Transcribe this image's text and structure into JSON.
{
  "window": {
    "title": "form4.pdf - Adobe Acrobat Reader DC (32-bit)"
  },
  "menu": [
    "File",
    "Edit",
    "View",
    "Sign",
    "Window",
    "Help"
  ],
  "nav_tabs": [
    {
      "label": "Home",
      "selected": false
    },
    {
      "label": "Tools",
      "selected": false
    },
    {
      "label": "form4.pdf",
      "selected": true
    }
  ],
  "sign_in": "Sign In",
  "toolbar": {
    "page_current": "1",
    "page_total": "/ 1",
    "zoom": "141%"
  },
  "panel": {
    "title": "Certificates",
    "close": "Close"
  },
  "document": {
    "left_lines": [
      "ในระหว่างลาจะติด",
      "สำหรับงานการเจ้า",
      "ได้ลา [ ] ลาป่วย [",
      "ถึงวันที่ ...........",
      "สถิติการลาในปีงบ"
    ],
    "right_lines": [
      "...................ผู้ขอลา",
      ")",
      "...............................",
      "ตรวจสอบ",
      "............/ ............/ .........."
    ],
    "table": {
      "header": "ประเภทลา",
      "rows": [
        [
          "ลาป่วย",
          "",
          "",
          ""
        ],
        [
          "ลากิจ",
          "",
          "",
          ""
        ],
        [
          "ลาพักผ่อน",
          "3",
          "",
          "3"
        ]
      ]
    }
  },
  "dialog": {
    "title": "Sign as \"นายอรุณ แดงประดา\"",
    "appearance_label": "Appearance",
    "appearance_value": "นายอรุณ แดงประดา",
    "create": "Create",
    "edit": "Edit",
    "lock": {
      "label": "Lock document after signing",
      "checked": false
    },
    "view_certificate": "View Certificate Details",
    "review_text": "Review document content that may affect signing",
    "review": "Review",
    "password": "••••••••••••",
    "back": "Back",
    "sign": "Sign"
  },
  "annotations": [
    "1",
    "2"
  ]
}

# # # #

• **Problem**: Collect every line above that contains the word "แดงประดา".

• **Solution to this problem**:
    "title": "Sign as \"นายอรุณ แดงประดา\"",
    "appearance_value": "นายอรุณ แดงประดา",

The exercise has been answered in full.